**AUFGABE 1**
Kannst du den Absatz aus dem Text zum EVTZ, der mit „Damit ist aber noch nicht entschieden“ beginnt, als knappe Stichpunktliste wiedergeben und dabei seine wesentlichen Fakten beibehalten?
**AUFGABE 2**
Wie geht der Text zum EVTZ nach seinem letzten Satz weiter? Schreibe ihn von dort aus fort.

**LESETEXT**
+ + + + + + +

In der EVTZ-VO fehlt die Bestimmung in Bezug auf die Sitzverlegung. Dieses Merkmal ist aber eher nicht als Voraussetzung sondern als Rechtsfolge der unionalen Rechtspersönlichkeit anzusehen.

Ferner ist seit der Reform 2013 der EVTZ auch als weiteres Mittel zur Verwirklichung des Binnenmarktes in den zusammenarbeitenden Regionen (Art. 7 Abs. 2 S. 1 EVTZ-VO). Damit wird auch seine europäische Rechtspersönlichkeit untermauert, da der EVTZ wie andere juristischen Personen des EU-Rechts (europäische Aktiengesellschaft, europäische Genossenschaft sowie bereits geplante europäische Privatgesellschaft und europäische Stiftung) zur Verwirklichung des Binnenmarktes beitragen soll.

D. Juristische Person des Privat- oder des öffentlichen Rechts
Damit ist aber noch nicht entschieden, ob der EVTZ dem Privat- oder dem öffentlichen Rechts zuzuordnen ist. Dies wurde in der EVTZ-VO nicht entschieden. Es fehlt u.a. eine dem Art. 11 Abs. 2 S. 1 Karlsruher Übereinkommen entsprechende Bestimmung. Davon wird die Schlussfolgerung gezogen, dass beide Lösungen denkbar sind (EVTZ, 2007, s. 97). Die Analyse von GEPE weist auf drei Kriterien hin, welche dann über die Art der Rechtspersönlichkeit entscheiden können: übertragene Aufgaben, Recht des Sitzstaates des EVTZ und Wille der Partner (EVTZ, 2007, s. 98).

+ + + + + + +

**VORLIEGENDE DATEN**
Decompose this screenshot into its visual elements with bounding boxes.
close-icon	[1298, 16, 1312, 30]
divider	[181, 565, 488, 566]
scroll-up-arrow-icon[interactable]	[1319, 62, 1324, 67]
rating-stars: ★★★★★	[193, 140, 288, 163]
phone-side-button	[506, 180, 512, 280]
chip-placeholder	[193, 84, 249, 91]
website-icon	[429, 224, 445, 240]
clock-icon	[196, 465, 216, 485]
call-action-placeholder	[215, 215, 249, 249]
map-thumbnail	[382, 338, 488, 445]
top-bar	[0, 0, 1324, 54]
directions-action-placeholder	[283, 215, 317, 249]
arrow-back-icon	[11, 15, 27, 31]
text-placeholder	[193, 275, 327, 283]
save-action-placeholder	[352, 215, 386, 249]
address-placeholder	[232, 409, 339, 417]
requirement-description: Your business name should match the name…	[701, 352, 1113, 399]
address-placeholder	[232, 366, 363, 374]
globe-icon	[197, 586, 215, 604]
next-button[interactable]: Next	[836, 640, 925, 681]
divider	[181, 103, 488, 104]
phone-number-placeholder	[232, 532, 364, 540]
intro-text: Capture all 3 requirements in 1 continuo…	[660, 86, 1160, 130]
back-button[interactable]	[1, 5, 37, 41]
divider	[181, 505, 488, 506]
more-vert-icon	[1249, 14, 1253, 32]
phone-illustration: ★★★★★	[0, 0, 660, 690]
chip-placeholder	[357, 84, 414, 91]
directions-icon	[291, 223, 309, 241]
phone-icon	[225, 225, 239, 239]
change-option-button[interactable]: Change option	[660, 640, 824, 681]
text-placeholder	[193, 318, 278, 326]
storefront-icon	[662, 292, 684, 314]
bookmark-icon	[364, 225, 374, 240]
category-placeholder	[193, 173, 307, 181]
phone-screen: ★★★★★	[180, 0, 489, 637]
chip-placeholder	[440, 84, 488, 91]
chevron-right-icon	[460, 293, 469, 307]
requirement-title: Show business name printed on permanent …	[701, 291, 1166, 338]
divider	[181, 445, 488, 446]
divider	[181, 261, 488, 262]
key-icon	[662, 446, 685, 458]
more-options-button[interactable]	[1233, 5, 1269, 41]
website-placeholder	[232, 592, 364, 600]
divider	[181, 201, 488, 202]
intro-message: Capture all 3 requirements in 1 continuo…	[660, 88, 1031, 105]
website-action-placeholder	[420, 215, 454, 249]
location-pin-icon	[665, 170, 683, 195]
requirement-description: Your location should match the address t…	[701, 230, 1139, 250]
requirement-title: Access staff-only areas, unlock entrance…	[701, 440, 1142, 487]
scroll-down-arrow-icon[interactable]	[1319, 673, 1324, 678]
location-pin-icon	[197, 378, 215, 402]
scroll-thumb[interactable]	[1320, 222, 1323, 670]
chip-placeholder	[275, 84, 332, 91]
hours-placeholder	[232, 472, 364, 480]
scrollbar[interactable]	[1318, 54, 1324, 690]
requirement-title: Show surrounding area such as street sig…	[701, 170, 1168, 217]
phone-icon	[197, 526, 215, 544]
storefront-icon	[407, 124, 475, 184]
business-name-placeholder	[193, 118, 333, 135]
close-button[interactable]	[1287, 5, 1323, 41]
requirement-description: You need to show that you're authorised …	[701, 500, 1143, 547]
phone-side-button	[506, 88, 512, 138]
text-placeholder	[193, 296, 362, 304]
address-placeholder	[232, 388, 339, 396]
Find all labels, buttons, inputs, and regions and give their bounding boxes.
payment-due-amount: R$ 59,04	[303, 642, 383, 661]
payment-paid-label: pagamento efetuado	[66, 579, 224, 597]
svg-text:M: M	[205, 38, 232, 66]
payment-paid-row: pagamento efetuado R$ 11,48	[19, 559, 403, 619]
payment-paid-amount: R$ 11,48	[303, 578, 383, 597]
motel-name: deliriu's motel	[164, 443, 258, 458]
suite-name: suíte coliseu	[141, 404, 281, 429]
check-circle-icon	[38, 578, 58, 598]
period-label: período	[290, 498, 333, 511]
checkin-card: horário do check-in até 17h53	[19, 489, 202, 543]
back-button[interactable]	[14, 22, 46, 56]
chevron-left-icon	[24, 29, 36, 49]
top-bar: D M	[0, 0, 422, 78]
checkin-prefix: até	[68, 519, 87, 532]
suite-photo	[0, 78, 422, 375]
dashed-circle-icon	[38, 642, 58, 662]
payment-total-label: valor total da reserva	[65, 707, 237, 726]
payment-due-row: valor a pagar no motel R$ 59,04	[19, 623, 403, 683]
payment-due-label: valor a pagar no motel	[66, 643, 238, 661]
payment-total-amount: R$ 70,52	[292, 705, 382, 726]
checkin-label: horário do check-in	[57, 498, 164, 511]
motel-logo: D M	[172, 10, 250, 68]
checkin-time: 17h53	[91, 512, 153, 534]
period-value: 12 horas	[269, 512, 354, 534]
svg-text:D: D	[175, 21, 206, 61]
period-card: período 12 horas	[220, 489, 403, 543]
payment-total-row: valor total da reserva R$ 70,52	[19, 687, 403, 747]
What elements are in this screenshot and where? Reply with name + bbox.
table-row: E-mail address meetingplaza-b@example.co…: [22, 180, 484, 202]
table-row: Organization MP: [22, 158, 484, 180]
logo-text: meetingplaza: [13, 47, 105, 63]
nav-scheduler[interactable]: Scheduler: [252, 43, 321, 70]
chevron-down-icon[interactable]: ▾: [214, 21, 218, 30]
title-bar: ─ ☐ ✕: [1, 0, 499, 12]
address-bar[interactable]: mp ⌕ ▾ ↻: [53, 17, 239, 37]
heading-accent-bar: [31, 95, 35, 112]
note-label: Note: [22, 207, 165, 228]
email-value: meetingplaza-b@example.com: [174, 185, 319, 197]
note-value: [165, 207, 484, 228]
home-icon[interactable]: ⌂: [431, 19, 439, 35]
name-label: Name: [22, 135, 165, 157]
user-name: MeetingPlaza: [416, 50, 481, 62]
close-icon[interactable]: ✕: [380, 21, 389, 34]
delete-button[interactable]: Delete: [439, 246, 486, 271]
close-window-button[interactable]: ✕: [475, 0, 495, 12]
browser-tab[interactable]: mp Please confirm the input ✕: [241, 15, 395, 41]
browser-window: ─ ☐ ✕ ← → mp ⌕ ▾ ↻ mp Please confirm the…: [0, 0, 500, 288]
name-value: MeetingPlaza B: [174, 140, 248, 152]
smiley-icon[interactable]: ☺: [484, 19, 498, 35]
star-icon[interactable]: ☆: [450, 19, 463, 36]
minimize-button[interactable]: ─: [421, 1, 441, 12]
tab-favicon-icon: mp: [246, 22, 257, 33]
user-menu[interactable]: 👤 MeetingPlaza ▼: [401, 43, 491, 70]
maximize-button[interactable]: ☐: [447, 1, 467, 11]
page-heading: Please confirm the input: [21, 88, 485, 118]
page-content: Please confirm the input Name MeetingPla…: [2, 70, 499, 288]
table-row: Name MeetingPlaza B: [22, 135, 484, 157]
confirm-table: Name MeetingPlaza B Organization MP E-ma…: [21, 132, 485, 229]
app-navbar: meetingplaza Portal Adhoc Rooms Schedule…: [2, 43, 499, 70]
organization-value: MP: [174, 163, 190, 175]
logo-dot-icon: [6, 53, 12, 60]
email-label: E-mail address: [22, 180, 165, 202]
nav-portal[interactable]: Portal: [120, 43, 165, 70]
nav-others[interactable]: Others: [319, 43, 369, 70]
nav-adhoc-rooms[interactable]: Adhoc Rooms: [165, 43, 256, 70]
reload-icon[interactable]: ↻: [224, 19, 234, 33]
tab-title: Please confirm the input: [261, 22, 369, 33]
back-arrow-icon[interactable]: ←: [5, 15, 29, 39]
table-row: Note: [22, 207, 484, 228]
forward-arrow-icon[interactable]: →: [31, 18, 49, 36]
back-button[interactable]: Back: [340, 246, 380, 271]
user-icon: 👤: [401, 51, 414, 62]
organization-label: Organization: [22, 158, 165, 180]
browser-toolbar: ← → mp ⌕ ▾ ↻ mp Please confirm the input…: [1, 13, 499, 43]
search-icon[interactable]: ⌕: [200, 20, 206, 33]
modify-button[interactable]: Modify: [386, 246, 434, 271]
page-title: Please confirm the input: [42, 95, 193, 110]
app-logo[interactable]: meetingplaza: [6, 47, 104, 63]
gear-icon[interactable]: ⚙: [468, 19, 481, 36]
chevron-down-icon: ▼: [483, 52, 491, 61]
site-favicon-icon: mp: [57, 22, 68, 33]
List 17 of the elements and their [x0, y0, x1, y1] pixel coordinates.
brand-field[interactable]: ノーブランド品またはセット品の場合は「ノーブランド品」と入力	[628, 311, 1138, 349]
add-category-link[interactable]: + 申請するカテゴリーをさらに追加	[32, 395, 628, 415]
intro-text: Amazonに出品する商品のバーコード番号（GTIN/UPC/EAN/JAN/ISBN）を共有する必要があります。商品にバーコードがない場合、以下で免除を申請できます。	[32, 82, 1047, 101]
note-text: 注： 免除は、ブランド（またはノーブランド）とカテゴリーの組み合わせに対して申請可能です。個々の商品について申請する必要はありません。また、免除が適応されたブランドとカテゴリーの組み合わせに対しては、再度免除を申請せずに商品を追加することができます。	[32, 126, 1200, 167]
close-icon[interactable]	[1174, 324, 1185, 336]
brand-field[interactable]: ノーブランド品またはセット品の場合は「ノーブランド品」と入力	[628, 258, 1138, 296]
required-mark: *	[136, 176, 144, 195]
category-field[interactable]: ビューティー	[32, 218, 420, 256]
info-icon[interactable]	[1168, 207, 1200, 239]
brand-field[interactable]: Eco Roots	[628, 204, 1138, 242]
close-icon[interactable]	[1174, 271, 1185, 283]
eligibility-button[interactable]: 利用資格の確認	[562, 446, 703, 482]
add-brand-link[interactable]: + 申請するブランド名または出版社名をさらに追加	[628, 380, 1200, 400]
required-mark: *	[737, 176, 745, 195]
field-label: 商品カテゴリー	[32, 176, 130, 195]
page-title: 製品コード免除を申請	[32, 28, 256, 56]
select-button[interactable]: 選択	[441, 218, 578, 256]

+ + + + + + +

**LÖSUNG 1**
- Die EVTZ-VO entscheidet nicht, ob der EVTZ dem Privatrecht oder dem öffentlichen Recht zuzuordnen ist.
- Es fehlt u.a. eine Bestimmung entsprechend Art. 11 Abs. 2 S. 1 Karlsruher Übereinkommen.
- Gefolgert wird daraus, dass beide Lösungen denkbar sind (EVTZ, 2007, s. 97).
- Nach der Analyse von GEPE entscheiden drei Kriterien über die Art der Rechtspersönlichkeit: übertragene Aufgaben, Recht des Sitzstaates des EVTZ und Wille der Partner (EVTZ, 2007, s. 98).

**LÖSUNG 2**
1. Art von übertragenen Aufgaben
Nach dem ersten Kriterium soll der Charakter der Aufgaben, die auf den EVTZ nach Art. 7 Abs. 1 EVTZ-VO übertragen werden, die öffentlich-rechtliche oder privatrechtliche Rechtspersönlichkeit implizieren. Dem ist aber nicht zu folgen. Zum variiert die Abgrenzung zwischen den öffentlichen und anderen Aufgaben in den EU-Mitgliedtstaaten. Des Weiteren können öffentliche Aufgaben in der Regel auch durch Privatpersonen oder durch Privatrechtsgeschäfte erledigt werden (z.B. durch öffentliche Unternehmen in privater Rechtsform). Es ist wohl unwahrscheinlich, dass z.B. eine nationale GmbH durch die Beauftragung mit einer öffentlichen Aufgabe zur juristischen Person des öffentlichen Rechts wird.
Auf der anderen Seite schließt Art. 7 Abs. 4 EVTZ-VO die Übertragung von hoheitlichen Befugnissen auf den Verbund aus. Es wäre aber zu weitgehend, daraus den Schluss zu ziehen, dass die Verbünde ausschließlich privatem Recht unterstellt werden können (vgl. PechsteinDejaEuR2011, S. 367). Die Ausübung von öffentlichen Aufgaben ohne hoheitliche Befugnisse durch privatrechtliche Maßnahmen oder verwaltungsrechtliche Maßnahmen ohne Hoheitswirkung wird in Europa durchaus praktiziert.


2. Recht des Sitzstaates des EVTZ
Dieses Kriterium könnte seine Verankerung in Art. 2 Abs. 1 UAbs. 2 EVTZ-VO haben. Danach ist der EVTZ als Körperschaft des Mitgliedstaats zu behandeln, in dem er seinen Sitz hat. Mann kann dieser Regelung keinen materiell-rechtlichen Inhalt beimessen. Diese Vorschrift ist daher als Kollisionsnorm zu verstehen, welche das anzuwendende materielle Recht ermitteln lässt, wenn eine Anknüpfung fehlt. Es soll daher vor allem das Recht des Sitzstaates über den Charakter der Rechtspersönlichkeit des EVTZ entscheiden.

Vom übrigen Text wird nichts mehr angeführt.